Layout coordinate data
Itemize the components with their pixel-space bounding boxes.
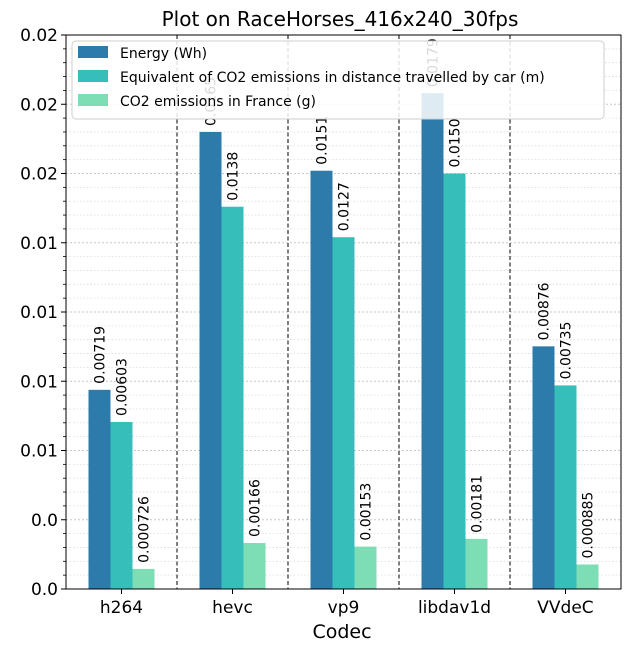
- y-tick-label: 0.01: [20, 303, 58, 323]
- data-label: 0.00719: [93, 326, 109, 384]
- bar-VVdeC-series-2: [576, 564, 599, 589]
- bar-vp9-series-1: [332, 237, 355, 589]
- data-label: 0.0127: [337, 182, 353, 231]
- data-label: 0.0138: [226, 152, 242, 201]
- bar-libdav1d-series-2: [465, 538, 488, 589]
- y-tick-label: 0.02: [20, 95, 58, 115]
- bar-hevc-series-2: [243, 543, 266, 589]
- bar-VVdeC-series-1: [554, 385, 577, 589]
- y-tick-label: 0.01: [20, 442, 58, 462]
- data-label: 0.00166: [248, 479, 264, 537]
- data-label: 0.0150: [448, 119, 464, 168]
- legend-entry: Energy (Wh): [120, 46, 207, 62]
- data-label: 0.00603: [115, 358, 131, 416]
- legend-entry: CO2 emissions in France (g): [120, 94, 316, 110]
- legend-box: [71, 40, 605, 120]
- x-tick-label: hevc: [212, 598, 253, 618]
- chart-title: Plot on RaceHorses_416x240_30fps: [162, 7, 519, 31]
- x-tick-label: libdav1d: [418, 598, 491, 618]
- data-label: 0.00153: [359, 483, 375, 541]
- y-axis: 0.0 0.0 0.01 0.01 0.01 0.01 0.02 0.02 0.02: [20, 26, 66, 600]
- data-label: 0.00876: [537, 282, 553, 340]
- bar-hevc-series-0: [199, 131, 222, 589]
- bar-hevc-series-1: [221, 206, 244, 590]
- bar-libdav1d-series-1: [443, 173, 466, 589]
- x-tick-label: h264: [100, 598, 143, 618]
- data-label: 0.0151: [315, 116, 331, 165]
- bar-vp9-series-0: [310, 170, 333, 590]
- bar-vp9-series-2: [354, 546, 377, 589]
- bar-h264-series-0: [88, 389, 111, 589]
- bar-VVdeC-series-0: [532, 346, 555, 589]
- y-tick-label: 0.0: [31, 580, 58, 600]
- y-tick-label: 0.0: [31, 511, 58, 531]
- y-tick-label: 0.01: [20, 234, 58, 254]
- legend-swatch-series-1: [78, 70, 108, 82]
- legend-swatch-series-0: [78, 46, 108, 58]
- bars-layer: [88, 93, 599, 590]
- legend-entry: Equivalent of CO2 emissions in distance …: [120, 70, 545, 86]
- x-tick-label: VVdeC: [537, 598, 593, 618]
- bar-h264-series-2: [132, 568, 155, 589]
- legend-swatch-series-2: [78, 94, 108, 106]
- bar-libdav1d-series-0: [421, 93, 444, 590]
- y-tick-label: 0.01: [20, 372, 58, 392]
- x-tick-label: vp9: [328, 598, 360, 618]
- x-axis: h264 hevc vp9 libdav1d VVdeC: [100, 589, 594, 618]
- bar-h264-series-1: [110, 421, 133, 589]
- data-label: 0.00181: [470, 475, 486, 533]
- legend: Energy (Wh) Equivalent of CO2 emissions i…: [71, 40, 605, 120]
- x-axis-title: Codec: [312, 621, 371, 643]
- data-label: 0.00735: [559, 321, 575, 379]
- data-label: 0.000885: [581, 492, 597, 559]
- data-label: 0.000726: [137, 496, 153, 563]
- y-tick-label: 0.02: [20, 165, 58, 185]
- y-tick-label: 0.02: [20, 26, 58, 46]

→ GIVEN REQUEST: Arrange the lines of the records above as a numbered list, skipping any blank lines and leaving the pictures out of your answer.

→ FULL SOLUTION:
1. Itemize the components with their pixel-space bounding boxes.
2. - y-tick-label: 0.01: [20, 303, 58, 323]
3. - data-label: 0.00719: [93, 326, 109, 384]
4. - bar-VVdeC-series-2: [576, 564, 599, 589]
5. - bar-vp9-series-1: [332, 237, 355, 589]
6. - data-label: 0.0127: [337, 182, 353, 231]
7. - data-label: 0.0138: [226, 152, 242, 201]
8. - bar-libdav1d-series-2: [465, 538, 488, 589]
9. - y-tick-label: 0.02: [20, 95, 58, 115]
10. - bar-hevc-series-2: [243, 543, 266, 589]
11. - bar-VVdeC-series-1: [554, 385, 577, 589]
12. - y-tick-label: 0.01: [20, 442, 58, 462]
13. - data-label: 0.00166: [248, 479, 264, 537]
14. - data-label: 0.0150: [448, 119, 464, 168]
15. - legend-entry: Energy (Wh): [120, 46, 207, 62]
16. - data-label: 0.00603: [115, 358, 131, 416]
17. - legend-entry: CO2 emissions in France (g): [120, 94, 316, 110]
18. - legend-box: [71, 40, 605, 120]
19. - x-tick-label: hevc: [212, 598, 253, 618]
20. - chart-title: Plot on RaceHorses_416x240_30fps: [162, 7, 519, 31]
21. - x-tick-label: libdav1d: [418, 598, 491, 618]
22. - data-label: 0.00153: [359, 483, 375, 541]
23. - y-axis: 0.0 0.0 0.01 0.01 0.01 0.01 0.02 0.02 0.02: [20, 26, 66, 600]
24. - data-label: 0.00876: [537, 282, 553, 340]
25. - bar-hevc-series-0: [199, 131, 222, 589]
26. - bar-hevc-series-1: [221, 206, 244, 590]
27. - bar-libdav1d-series-1: [443, 173, 466, 589]
28. - x-tick-label: h264: [100, 598, 143, 618]
29. - data-label: 0.0151: [315, 116, 331, 165]
30. - bar-vp9-series-0: [310, 170, 333, 590]
31. - bar-vp9-series-2: [354, 546, 377, 589]
32. - bar-h264-series-0: [88, 389, 111, 589]
33. - bar-VVdeC-series-0: [532, 346, 555, 589]
34. - y-tick-label: 0.0: [31, 580, 58, 600]
35. - y-tick-label: 0.0: [31, 511, 58, 531]
36. - y-tick-label: 0.01: [20, 234, 58, 254]
37. - legend-swatch-series-1: [78, 70, 108, 82]
38. - legend-swatch-series-0: [78, 46, 108, 58]
39. - bars-layer: [88, 93, 599, 590]
40. - legend-entry: Equivalent of CO2 emissions in distance …: [120, 70, 545, 86]
41. - x-tick-label: VVdeC: [537, 598, 593, 618]
42. - bar-h264-series-2: [132, 568, 155, 589]
43. - legend-swatch-series-2: [78, 94, 108, 106]
44. - bar-libdav1d-series-0: [421, 93, 444, 590]
45. - y-tick-label: 0.01: [20, 372, 58, 392]
46. - x-tick-label: vp9: [328, 598, 360, 618]
47. - x-axis: h264 hevc vp9 libdav1d VVdeC: [100, 589, 594, 618]
48. - bar-h264-series-1: [110, 421, 133, 589]
49. - data-label: 0.00181: [470, 475, 486, 533]
50. - legend: Energy (Wh) Equivalent of CO2 emissions i…: [71, 40, 605, 120]
51. - x-axis-title: Codec: [312, 621, 371, 643]
52. - data-label: 0.00735: [559, 321, 575, 379]
53. - data-label: 0.000885: [581, 492, 597, 559]
54. - data-label: 0.000726: [137, 496, 153, 563]
55. - y-tick-label: 0.02: [20, 165, 58, 185]
56. - y-tick-label: 0.02: [20, 26, 58, 46]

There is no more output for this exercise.